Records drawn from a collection
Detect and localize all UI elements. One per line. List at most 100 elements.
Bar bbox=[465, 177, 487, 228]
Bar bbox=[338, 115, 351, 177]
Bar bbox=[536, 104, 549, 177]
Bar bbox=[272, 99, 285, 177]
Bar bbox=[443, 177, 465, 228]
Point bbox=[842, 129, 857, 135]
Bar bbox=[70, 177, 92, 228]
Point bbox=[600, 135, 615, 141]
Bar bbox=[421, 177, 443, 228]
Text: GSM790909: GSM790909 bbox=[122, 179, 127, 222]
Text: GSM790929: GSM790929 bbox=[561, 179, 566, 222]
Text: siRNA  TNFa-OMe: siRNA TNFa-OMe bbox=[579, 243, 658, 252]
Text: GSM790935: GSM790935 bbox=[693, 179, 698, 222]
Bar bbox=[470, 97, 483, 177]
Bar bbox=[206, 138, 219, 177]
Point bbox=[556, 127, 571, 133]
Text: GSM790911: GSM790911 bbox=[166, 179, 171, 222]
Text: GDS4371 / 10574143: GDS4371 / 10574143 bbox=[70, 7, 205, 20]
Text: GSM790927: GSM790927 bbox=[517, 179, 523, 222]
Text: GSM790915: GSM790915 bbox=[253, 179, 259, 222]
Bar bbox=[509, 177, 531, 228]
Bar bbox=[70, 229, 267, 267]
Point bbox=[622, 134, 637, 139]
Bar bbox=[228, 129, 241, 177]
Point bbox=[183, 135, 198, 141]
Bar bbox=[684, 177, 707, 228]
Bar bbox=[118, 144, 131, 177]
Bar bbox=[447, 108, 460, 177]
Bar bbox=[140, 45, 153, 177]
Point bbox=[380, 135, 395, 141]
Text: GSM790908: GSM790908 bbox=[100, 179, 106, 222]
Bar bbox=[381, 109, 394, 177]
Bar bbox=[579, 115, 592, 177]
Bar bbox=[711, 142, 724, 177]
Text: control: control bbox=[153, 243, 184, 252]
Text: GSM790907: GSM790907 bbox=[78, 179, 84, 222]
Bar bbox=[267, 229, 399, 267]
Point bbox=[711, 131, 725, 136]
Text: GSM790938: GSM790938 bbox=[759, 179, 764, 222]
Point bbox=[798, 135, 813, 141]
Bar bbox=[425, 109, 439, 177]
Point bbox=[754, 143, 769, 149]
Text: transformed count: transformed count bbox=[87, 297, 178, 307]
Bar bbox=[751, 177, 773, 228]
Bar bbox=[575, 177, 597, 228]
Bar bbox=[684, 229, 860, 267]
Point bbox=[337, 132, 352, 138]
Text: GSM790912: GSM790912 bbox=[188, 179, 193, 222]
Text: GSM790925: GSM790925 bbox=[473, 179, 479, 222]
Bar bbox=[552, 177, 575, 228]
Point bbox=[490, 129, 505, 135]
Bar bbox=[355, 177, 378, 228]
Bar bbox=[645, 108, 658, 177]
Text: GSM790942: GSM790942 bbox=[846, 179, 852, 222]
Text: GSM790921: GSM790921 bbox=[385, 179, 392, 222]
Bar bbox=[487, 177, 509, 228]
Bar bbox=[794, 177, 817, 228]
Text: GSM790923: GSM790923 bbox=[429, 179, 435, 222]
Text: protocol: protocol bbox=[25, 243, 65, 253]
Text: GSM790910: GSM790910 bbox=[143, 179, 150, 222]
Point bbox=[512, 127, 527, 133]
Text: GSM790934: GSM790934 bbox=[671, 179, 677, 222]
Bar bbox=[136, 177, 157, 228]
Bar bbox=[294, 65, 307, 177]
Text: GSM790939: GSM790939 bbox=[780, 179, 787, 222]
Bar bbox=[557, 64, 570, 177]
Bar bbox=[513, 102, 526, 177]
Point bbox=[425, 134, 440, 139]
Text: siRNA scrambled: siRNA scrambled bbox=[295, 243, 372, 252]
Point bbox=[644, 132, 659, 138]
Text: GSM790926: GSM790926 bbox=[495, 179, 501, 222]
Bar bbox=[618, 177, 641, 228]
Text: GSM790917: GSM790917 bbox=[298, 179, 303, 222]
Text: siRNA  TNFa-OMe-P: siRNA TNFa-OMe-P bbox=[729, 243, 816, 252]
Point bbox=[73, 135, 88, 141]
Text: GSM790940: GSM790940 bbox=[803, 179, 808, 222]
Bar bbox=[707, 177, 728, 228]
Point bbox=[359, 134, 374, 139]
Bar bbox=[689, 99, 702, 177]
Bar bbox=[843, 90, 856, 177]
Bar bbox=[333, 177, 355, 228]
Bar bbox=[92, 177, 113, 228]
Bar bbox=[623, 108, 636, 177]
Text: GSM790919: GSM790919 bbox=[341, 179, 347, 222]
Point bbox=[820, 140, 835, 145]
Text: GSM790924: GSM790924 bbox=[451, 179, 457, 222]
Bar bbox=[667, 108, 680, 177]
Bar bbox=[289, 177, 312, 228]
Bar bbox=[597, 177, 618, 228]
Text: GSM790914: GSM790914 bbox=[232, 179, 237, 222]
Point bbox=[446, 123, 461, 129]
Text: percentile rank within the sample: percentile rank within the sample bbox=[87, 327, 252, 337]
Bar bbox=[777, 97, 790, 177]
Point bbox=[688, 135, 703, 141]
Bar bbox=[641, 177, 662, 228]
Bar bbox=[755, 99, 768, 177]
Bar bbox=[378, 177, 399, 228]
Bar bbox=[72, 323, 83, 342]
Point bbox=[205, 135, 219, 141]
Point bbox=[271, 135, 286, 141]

* TASK PROMPT
Rewrite every line of the items above as a numbered list, omitting any blank lines.

* ANSWER TO THIS PROBLEM
1. Detect and localize all UI elements. One per line. List at most 100 elements.
2. Bar bbox=[465, 177, 487, 228]
3. Bar bbox=[338, 115, 351, 177]
4. Bar bbox=[536, 104, 549, 177]
5. Bar bbox=[272, 99, 285, 177]
6. Bar bbox=[443, 177, 465, 228]
7. Point bbox=[842, 129, 857, 135]
8. Bar bbox=[70, 177, 92, 228]
9. Point bbox=[600, 135, 615, 141]
10. Bar bbox=[421, 177, 443, 228]
11. Text: GSM790909: GSM790909 bbox=[122, 179, 127, 222]
12. Text: GSM790929: GSM790929 bbox=[561, 179, 566, 222]
13. Text: siRNA  TNFa-OMe: siRNA TNFa-OMe bbox=[579, 243, 658, 252]
14. Text: GSM790935: GSM790935 bbox=[693, 179, 698, 222]
15. Bar bbox=[470, 97, 483, 177]
16. Bar bbox=[206, 138, 219, 177]
17. Point bbox=[556, 127, 571, 133]
18. Text: GSM790911: GSM790911 bbox=[166, 179, 171, 222]
19. Text: GDS4371 / 10574143: GDS4371 / 10574143 bbox=[70, 7, 205, 20]
20. Text: GSM790927: GSM790927 bbox=[517, 179, 523, 222]
21. Text: GSM790915: GSM790915 bbox=[253, 179, 259, 222]
22. Bar bbox=[509, 177, 531, 228]
23. Bar bbox=[70, 229, 267, 267]
24. Point bbox=[622, 134, 637, 139]
25. Bar bbox=[228, 129, 241, 177]
26. Point bbox=[183, 135, 198, 141]
27. Bar bbox=[684, 177, 707, 228]
28. Bar bbox=[118, 144, 131, 177]
29. Bar bbox=[447, 108, 460, 177]
30. Bar bbox=[140, 45, 153, 177]
31. Point bbox=[380, 135, 395, 141]
32. Text: GSM790908: GSM790908 bbox=[100, 179, 106, 222]
33. Bar bbox=[381, 109, 394, 177]
34. Bar bbox=[579, 115, 592, 177]
35. Bar bbox=[711, 142, 724, 177]
36. Text: control: control bbox=[153, 243, 184, 252]
37. Text: GSM790907: GSM790907 bbox=[78, 179, 84, 222]
38. Bar bbox=[267, 229, 399, 267]
39. Point bbox=[711, 131, 725, 136]
40. Text: GSM790938: GSM790938 bbox=[759, 179, 764, 222]
41. Point bbox=[798, 135, 813, 141]
42. Bar bbox=[425, 109, 439, 177]
43. Point bbox=[754, 143, 769, 149]
44. Text: transformed count: transformed count bbox=[87, 297, 178, 307]
45. Bar bbox=[751, 177, 773, 228]
46. Bar bbox=[575, 177, 597, 228]
47. Bar bbox=[684, 229, 860, 267]
48. Point bbox=[337, 132, 352, 138]
49. Text: GSM790912: GSM790912 bbox=[188, 179, 193, 222]
50. Text: GSM790925: GSM790925 bbox=[473, 179, 479, 222]
51. Bar bbox=[552, 177, 575, 228]
52. Point bbox=[490, 129, 505, 135]
53. Bar bbox=[355, 177, 378, 228]
54. Bar bbox=[645, 108, 658, 177]
55. Text: GSM790942: GSM790942 bbox=[846, 179, 852, 222]
56. Text: GSM790921: GSM790921 bbox=[385, 179, 392, 222]
57. Bar bbox=[487, 177, 509, 228]
58. Bar bbox=[794, 177, 817, 228]
59. Text: GSM790923: GSM790923 bbox=[429, 179, 435, 222]
60. Text: protocol: protocol bbox=[25, 243, 65, 253]
61. Text: GSM790910: GSM790910 bbox=[143, 179, 150, 222]
62. Point bbox=[512, 127, 527, 133]
63. Text: GSM790934: GSM790934 bbox=[671, 179, 677, 222]
64. Bar bbox=[136, 177, 157, 228]
65. Bar bbox=[294, 65, 307, 177]
66. Text: GSM790939: GSM790939 bbox=[780, 179, 787, 222]
67. Bar bbox=[557, 64, 570, 177]
68. Bar bbox=[513, 102, 526, 177]
69. Point bbox=[425, 134, 440, 139]
70. Text: siRNA scrambled: siRNA scrambled bbox=[295, 243, 372, 252]
71. Point bbox=[644, 132, 659, 138]
72. Text: GSM790926: GSM790926 bbox=[495, 179, 501, 222]
73. Bar bbox=[618, 177, 641, 228]
74. Text: GSM790917: GSM790917 bbox=[298, 179, 303, 222]
75. Text: siRNA  TNFa-OMe-P: siRNA TNFa-OMe-P bbox=[729, 243, 816, 252]
76. Point bbox=[73, 135, 88, 141]
77. Text: GSM790940: GSM790940 bbox=[803, 179, 808, 222]
78. Bar bbox=[707, 177, 728, 228]
79. Point bbox=[359, 134, 374, 139]
80. Bar bbox=[689, 99, 702, 177]
81. Bar bbox=[843, 90, 856, 177]
82. Bar bbox=[333, 177, 355, 228]
83. Bar bbox=[92, 177, 113, 228]
84. Bar bbox=[623, 108, 636, 177]
85. Text: GSM790919: GSM790919 bbox=[341, 179, 347, 222]
86. Point bbox=[820, 140, 835, 145]
87. Text: GSM790924: GSM790924 bbox=[451, 179, 457, 222]
88. Bar bbox=[667, 108, 680, 177]
89. Bar bbox=[289, 177, 312, 228]
90. Bar bbox=[597, 177, 618, 228]
91. Text: GSM790914: GSM790914 bbox=[232, 179, 237, 222]
92. Point bbox=[446, 123, 461, 129]
93. Text: percentile rank within the sample: percentile rank within the sample bbox=[87, 327, 252, 337]
94. Bar bbox=[777, 97, 790, 177]
95. Point bbox=[688, 135, 703, 141]
96. Bar bbox=[641, 177, 662, 228]
97. Bar bbox=[755, 99, 768, 177]
98. Bar bbox=[378, 177, 399, 228]
99. Bar bbox=[72, 323, 83, 342]
100. Point bbox=[205, 135, 219, 141]
101. Point bbox=[271, 135, 286, 141]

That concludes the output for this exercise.